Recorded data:
++++++++

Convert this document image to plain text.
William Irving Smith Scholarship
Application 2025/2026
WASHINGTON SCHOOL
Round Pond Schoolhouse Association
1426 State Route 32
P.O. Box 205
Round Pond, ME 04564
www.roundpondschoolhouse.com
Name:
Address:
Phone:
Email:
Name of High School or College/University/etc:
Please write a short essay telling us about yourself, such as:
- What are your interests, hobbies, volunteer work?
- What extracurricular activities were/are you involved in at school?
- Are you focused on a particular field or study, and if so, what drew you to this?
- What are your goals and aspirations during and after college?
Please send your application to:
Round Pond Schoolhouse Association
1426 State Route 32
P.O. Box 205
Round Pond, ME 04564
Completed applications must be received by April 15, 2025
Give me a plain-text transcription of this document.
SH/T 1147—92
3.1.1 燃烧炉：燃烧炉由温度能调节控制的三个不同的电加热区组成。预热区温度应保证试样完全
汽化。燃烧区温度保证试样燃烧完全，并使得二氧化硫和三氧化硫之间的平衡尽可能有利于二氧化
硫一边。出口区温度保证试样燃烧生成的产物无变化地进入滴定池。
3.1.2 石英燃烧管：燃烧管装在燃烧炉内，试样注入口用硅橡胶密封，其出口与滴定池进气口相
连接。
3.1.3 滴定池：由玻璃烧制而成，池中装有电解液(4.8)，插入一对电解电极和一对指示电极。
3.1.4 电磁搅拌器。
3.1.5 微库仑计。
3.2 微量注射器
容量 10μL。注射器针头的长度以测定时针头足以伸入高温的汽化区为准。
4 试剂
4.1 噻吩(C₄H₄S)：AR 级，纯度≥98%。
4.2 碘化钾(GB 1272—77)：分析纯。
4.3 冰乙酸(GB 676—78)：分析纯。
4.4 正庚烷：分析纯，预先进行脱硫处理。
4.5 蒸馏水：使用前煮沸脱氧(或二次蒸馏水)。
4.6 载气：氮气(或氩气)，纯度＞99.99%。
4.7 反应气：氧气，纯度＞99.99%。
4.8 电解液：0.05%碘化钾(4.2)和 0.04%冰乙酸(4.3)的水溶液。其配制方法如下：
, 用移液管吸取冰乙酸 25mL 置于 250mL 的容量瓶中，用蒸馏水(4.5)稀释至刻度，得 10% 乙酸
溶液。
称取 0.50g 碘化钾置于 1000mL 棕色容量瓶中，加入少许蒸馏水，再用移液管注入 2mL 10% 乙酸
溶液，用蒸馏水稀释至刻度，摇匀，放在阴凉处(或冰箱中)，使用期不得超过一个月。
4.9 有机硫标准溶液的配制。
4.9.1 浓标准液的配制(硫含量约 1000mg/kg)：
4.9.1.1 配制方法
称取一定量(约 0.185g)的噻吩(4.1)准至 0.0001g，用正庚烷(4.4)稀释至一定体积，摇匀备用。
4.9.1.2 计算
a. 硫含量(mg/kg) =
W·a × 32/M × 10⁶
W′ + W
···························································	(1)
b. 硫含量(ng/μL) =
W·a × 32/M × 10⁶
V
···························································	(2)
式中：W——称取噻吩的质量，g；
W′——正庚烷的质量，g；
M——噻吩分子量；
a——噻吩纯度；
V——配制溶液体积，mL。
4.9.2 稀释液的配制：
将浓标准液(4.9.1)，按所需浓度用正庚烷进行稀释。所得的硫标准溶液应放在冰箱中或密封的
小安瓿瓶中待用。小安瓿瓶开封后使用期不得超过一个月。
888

++++++++

* _Job_
Copy out the material word for word and line for line.

* _Response to the task_
Convert this document image to plain text.
William Irving Smith Scholarship
Application 2025/2026
WASHINGTON SCHOOL
Round Pond Schoolhouse Association
1426 State Route 32
P.O. Box 205
Round Pond, ME 04564
www.roundpondschoolhouse.com
Name:
Address:
Phone:
Email:
Name of High School or College/University/etc:
Please write a short essay telling us about yourself, such as:
- What are your interests, hobbies, volunteer work?
- What extracurricular activities were/are you involved in at school?
- Are you focused on a particular field or study, and if so, what drew you to this?
- What are your goals and aspirations during and after college?
Please send your application to:
Round Pond Schoolhouse Association
1426 State Route 32
P.O. Box 205
Round Pond, ME 04564
Completed applications must be received by April 15, 2025
Give me a plain-text transcription of this document.
SH/T 1147—92
3.1.1 燃烧炉：燃烧炉由温度能调节控制的三个不同的电加热区组成。预热区温度应保证试样完全
汽化。燃烧区温度保证试样燃烧完全，并使得二氧化硫和三氧化硫之间的平衡尽可能有利于二氧化
硫一边。出口区温度保证试样燃烧生成的产物无变化地进入滴定池。
3.1.2 石英燃烧管：燃烧管装在燃烧炉内，试样注入口用硅橡胶密封，其出口与滴定池进气口相
连接。
3.1.3 滴定池：由玻璃烧制而成，池中装有电解液(4.8)，插入一对电解电极和一对指示电极。
3.1.4 电磁搅拌器。
3.1.5 微库仑计。
3.2 微量注射器
容量 10μL。注射器针头的长度以测定时针头足以伸入高温的汽化区为准。
4 试剂
4.1 噻吩(C₄H₄S)：AR 级，纯度≥98%。
4.2 碘化钾(GB 1272—77)：分析纯。
4.3 冰乙酸(GB 676—78)：分析纯。
4.4 正庚烷：分析纯，预先进行脱硫处理。
4.5 蒸馏水：使用前煮沸脱氧(或二次蒸馏水)。
4.6 载气：氮气(或氩气)，纯度＞99.99%。
4.7 反应气：氧气，纯度＞99.99%。
4.8 电解液：0.05%碘化钾(4.2)和 0.04%冰乙酸(4.3)的水溶液。其配制方法如下：
, 用移液管吸取冰乙酸 25mL 置于 250mL 的容量瓶中，用蒸馏水(4.5)稀释至刻度，得 10% 乙酸
溶液。
称取 0.50g 碘化钾置于 1000mL 棕色容量瓶中，加入少许蒸馏水，再用移液管注入 2mL 10% 乙酸
溶液，用蒸馏水稀释至刻度，摇匀，放在阴凉处(或冰箱中)，使用期不得超过一个月。
4.9 有机硫标准溶液的配制。
4.9.1 浓标准液的配制(硫含量约 1000mg/kg)：
4.9.1.1 配制方法
称取一定量(约 0.185g)的噻吩(4.1)准至 0.0001g，用正庚烷(4.4)稀释至一定体积，摇匀备用。
4.9.1.2 计算
a. 硫含量(mg/kg) =
W·a × 32/M × 10⁶
W′ + W
···························································	(1)
b. 硫含量(ng/μL) =
W·a × 32/M × 10⁶
V
···························································	(2)
式中：W——称取噻吩的质量，g；
W′——正庚烷的质量，g；
M——噻吩分子量；
a——噻吩纯度；
V——配制溶液体积，mL。
4.9.2 稀释液的配制：
将浓标准液(4.9.1)，按所需浓度用正庚烷进行稀释。所得的硫标准溶液应放在冰箱中或密封的
小安瓿瓶中待用。小安瓿瓶开封后使用期不得超过一个月。
888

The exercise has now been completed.